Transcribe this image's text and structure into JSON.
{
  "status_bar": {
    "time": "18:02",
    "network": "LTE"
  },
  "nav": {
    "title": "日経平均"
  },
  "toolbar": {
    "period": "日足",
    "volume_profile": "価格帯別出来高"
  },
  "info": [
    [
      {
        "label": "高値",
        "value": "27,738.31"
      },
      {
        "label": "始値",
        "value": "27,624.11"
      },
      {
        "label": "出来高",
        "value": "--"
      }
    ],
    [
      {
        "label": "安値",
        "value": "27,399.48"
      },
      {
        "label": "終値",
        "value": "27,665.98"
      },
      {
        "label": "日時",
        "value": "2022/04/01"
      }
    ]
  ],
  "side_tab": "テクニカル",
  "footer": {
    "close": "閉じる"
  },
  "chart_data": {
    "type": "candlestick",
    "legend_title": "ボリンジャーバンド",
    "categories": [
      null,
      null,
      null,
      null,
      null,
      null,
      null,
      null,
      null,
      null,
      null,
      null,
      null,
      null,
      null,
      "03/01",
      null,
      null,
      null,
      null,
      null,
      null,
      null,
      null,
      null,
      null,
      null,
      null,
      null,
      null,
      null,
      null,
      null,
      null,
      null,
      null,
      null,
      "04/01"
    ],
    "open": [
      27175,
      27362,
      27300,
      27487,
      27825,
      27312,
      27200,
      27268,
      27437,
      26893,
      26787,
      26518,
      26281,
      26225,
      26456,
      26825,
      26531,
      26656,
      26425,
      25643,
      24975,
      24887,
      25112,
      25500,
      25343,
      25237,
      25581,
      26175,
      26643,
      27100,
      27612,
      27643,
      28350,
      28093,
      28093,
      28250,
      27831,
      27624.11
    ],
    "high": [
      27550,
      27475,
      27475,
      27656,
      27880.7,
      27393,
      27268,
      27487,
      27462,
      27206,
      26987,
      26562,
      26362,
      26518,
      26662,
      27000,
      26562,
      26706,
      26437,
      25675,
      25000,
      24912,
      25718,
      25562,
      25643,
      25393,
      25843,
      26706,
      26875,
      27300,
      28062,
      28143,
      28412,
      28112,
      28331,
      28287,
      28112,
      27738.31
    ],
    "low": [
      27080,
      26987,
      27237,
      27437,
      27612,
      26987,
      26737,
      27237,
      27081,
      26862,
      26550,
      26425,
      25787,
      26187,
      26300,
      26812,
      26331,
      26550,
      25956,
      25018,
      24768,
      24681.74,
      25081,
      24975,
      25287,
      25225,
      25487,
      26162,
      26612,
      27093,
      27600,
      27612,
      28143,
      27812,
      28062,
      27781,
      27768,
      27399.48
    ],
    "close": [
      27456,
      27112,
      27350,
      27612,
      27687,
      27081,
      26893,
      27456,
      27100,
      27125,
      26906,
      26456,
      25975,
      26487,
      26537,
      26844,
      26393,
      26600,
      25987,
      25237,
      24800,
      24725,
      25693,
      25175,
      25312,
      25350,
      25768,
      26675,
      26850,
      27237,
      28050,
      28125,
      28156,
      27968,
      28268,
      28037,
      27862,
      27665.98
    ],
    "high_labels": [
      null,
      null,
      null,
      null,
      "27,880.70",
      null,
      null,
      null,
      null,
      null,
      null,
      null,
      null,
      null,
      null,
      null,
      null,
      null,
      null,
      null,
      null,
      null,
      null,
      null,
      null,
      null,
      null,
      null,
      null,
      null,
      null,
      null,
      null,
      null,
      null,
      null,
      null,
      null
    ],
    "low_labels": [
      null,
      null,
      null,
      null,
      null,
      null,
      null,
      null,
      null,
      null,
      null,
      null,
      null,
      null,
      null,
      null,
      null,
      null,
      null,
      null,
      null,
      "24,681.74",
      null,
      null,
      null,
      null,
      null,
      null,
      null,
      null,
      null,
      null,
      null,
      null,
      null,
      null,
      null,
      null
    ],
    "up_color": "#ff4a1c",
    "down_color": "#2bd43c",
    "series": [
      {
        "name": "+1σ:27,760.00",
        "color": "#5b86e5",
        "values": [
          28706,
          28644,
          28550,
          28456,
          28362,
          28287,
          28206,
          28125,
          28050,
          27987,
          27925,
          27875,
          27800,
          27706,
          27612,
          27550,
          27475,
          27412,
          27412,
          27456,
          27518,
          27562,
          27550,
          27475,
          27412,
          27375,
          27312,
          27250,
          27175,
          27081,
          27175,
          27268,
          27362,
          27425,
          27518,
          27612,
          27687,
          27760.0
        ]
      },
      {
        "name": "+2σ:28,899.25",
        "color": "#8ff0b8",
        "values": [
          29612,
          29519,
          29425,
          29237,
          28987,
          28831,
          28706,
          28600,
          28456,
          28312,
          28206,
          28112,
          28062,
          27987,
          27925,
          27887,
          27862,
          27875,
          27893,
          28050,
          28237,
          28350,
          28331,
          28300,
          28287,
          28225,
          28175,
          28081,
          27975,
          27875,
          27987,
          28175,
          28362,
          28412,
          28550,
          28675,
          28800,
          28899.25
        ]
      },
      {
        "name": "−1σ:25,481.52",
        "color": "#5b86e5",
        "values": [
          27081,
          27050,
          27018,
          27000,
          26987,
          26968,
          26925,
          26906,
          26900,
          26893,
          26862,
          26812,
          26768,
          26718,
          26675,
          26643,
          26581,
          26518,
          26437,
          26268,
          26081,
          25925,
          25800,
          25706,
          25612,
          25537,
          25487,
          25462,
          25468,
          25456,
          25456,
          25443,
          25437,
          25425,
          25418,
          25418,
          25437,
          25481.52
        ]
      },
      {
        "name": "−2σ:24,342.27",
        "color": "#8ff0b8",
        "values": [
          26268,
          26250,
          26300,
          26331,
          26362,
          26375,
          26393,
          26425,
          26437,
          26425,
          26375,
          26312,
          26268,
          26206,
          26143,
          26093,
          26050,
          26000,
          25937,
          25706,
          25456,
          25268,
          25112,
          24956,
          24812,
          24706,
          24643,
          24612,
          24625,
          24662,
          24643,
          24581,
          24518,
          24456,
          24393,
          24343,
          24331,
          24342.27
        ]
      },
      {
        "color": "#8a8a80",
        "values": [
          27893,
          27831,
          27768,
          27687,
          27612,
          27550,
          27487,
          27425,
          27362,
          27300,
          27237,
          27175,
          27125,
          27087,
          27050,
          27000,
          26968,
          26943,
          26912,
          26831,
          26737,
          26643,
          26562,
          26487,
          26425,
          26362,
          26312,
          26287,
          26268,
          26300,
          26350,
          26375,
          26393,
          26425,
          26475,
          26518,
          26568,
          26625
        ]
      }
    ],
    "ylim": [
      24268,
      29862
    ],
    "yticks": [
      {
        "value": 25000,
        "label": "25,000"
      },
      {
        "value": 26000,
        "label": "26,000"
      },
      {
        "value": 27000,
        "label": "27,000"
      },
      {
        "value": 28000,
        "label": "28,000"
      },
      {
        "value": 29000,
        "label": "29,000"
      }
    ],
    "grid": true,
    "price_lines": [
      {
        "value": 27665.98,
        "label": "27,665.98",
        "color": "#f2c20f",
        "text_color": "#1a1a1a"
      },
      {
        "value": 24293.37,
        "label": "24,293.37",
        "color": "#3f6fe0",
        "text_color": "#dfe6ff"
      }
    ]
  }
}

EXERCISE DESCRIPTION: Select from the material above each line in which the string "name" appears, and list those lines.

THE ANSWER:
        "name": "+1σ:27,760.00",
        "name": "+2σ:28,899.25",
        "name": "−1σ:25,481.52",
        "name": "−2σ:24,342.27",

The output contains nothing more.